• Required task
Lines containing "capiInterviewerId" are to be counted. Report the count alone.

* begin *

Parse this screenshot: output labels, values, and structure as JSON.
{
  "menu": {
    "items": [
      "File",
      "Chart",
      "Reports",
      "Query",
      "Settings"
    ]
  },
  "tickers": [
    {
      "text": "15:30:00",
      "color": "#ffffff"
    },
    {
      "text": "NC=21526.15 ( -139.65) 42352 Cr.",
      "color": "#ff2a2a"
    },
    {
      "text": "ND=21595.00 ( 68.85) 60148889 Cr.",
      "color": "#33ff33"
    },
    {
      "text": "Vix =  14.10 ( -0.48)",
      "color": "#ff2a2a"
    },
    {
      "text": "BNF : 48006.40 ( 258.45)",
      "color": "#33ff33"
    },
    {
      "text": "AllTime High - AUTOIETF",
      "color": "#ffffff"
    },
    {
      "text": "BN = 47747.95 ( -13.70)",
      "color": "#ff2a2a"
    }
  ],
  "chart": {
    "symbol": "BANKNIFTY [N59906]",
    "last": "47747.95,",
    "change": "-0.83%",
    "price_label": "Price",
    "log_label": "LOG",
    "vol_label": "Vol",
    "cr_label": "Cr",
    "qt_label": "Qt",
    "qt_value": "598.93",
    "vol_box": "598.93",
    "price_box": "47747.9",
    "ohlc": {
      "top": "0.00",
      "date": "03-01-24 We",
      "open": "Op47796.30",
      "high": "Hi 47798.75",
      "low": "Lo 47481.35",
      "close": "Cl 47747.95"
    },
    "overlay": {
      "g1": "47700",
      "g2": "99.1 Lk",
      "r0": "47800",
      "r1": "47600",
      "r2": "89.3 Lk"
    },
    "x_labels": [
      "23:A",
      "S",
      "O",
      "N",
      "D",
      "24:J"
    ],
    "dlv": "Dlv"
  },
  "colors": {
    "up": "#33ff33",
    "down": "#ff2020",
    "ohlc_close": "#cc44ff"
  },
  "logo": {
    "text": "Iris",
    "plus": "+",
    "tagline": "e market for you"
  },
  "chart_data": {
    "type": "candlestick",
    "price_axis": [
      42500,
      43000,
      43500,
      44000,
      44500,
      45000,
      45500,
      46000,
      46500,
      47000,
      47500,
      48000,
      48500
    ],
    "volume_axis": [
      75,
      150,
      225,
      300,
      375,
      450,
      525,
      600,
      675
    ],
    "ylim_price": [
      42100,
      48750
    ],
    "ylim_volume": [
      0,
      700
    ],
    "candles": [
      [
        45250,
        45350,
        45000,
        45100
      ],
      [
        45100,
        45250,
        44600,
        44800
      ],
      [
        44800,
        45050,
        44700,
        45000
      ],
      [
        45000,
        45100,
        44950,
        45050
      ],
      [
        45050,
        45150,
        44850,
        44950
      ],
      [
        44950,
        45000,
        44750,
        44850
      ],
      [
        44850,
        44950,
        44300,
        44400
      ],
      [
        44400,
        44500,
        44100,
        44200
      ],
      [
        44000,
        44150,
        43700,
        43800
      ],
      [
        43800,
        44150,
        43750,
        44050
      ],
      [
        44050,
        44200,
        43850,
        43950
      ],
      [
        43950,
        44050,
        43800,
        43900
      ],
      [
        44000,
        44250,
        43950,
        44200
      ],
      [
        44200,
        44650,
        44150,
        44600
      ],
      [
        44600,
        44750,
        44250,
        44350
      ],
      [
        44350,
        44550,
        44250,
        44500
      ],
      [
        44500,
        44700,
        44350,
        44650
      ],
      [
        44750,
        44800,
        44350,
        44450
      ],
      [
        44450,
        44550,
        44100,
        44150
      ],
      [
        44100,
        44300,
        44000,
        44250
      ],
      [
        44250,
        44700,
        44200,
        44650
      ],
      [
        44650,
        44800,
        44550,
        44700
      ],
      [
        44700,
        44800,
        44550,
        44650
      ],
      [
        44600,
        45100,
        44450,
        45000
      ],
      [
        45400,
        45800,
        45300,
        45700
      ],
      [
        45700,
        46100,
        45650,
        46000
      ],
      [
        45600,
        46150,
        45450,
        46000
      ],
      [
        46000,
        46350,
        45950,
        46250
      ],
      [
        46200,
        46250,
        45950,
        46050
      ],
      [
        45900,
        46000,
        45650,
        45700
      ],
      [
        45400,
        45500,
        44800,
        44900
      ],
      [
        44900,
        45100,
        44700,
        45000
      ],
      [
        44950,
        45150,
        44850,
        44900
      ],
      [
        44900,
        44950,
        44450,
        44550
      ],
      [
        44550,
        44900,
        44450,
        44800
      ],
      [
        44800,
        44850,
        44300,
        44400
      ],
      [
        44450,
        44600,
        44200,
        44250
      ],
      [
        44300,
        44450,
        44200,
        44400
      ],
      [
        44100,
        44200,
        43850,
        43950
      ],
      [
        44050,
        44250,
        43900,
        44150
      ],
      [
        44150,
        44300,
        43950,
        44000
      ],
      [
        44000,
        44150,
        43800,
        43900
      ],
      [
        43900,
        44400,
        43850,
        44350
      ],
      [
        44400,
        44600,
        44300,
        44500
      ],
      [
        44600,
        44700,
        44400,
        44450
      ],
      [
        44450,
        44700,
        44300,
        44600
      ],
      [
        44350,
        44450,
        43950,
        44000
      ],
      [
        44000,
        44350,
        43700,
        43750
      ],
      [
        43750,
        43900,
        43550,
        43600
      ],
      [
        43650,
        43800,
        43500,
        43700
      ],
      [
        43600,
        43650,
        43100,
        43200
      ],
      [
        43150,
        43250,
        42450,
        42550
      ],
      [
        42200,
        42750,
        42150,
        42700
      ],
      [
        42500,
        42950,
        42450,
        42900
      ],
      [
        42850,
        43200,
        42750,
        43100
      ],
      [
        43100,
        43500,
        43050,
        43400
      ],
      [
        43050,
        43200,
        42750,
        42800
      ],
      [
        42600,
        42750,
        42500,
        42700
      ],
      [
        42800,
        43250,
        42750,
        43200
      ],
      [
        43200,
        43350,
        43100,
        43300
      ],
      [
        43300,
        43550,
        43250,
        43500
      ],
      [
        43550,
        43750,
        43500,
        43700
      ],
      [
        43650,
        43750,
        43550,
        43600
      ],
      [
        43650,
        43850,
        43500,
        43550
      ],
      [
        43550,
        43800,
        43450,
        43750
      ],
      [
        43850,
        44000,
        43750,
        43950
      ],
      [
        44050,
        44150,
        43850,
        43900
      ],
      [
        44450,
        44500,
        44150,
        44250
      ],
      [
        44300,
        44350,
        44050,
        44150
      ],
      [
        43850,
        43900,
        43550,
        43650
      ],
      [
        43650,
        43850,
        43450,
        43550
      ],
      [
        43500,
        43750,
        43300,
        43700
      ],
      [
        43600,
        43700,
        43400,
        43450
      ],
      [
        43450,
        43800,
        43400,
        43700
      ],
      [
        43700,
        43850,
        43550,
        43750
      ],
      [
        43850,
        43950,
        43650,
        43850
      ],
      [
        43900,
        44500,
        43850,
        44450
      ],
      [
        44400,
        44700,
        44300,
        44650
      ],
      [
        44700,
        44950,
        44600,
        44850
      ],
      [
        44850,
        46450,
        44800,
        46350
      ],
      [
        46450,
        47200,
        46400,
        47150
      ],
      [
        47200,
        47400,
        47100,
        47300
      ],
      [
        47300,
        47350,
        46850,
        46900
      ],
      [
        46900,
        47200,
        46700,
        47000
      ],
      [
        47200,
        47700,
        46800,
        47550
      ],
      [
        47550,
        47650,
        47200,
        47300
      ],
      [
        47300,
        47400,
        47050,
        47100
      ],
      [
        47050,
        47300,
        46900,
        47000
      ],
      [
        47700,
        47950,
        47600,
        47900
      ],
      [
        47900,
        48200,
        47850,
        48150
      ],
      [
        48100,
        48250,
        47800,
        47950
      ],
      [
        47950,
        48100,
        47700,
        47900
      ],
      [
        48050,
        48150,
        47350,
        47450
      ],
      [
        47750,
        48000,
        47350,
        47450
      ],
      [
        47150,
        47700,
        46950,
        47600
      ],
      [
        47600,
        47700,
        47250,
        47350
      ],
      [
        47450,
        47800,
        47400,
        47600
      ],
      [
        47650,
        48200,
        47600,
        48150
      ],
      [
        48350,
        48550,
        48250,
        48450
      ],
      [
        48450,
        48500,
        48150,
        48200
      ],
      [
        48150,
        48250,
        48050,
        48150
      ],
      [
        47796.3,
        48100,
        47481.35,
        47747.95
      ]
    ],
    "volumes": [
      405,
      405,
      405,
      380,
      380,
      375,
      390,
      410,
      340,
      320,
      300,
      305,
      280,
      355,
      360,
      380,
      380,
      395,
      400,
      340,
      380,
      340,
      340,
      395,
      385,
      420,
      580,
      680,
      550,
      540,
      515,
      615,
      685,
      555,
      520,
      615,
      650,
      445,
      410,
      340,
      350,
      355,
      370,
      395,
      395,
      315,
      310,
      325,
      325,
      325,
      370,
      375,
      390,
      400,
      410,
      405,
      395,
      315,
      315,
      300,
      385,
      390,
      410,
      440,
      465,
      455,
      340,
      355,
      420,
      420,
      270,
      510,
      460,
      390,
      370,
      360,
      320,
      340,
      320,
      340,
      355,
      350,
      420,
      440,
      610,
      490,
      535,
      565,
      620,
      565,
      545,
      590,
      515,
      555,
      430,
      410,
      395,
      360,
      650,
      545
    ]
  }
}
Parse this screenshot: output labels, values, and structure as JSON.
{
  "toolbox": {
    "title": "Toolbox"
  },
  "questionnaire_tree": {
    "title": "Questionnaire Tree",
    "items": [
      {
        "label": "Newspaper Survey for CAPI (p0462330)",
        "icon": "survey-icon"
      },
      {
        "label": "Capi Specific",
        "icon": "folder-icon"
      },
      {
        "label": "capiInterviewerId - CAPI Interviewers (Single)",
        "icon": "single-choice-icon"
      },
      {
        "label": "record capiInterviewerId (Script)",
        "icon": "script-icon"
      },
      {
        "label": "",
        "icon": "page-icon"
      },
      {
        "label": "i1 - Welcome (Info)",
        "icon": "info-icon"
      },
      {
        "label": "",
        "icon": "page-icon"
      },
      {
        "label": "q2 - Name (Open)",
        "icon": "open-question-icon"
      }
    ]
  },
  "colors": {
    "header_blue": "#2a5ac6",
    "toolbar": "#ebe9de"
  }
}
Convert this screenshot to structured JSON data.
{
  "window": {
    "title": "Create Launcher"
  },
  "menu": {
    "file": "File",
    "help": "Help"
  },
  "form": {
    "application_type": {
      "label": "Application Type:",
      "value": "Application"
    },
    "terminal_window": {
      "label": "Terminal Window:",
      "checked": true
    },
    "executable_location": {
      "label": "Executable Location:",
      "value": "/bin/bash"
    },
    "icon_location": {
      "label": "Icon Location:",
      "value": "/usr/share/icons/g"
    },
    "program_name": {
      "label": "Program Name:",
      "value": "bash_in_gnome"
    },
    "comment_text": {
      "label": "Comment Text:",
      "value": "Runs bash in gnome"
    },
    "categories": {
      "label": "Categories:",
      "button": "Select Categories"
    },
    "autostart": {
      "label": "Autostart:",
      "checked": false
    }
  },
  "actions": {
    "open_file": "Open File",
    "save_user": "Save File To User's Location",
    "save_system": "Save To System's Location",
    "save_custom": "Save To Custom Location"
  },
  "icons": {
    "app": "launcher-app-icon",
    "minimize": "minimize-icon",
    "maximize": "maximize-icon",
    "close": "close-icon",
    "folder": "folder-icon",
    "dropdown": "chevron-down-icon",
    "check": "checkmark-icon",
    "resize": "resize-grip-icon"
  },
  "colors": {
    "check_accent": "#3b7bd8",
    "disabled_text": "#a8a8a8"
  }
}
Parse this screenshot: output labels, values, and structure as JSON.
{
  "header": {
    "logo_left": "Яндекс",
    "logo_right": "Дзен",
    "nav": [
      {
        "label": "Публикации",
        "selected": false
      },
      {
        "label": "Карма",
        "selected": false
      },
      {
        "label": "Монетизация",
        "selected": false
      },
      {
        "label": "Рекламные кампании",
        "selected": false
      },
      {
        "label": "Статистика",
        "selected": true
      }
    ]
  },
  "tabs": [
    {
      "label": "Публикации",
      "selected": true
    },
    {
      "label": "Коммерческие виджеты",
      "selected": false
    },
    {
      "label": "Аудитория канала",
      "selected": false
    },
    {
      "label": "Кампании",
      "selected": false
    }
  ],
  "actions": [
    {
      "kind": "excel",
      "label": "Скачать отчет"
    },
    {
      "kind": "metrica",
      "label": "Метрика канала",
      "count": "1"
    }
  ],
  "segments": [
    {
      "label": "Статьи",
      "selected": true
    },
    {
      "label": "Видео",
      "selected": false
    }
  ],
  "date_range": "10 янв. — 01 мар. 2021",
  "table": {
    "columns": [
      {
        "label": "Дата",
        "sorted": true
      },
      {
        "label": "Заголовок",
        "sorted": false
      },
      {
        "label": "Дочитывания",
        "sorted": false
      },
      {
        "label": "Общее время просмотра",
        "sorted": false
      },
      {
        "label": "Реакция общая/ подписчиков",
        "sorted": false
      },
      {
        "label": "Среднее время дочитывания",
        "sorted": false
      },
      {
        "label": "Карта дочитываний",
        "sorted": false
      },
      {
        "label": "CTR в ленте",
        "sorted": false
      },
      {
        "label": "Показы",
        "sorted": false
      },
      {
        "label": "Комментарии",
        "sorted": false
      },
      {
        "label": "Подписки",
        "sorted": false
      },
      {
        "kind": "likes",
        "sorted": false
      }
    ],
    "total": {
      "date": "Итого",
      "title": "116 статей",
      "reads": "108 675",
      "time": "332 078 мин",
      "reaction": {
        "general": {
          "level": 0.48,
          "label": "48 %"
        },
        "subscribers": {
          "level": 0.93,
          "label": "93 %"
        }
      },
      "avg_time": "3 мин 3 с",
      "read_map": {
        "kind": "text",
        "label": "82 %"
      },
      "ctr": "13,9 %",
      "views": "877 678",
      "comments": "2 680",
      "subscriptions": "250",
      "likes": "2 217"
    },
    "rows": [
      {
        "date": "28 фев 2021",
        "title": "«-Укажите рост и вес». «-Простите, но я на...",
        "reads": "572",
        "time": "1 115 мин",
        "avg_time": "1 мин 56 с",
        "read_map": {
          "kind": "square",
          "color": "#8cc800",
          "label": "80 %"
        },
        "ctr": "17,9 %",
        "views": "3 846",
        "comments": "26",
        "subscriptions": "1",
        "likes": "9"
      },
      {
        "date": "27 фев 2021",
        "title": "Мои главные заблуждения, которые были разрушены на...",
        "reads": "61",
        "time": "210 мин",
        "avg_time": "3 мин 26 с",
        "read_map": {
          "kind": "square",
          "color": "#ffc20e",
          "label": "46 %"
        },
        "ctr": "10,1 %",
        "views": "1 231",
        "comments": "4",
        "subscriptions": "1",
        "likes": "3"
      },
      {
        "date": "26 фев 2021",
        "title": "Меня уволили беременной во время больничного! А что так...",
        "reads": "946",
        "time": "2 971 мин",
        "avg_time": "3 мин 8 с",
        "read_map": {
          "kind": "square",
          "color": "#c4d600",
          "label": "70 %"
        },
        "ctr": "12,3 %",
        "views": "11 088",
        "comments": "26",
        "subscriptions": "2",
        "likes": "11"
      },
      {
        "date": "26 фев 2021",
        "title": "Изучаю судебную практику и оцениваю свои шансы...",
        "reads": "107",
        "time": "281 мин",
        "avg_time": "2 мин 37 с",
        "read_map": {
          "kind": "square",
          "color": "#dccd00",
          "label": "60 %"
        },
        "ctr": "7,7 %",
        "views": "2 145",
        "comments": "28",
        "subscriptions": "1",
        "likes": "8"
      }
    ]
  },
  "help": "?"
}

* end *

• Answer to this exercise
2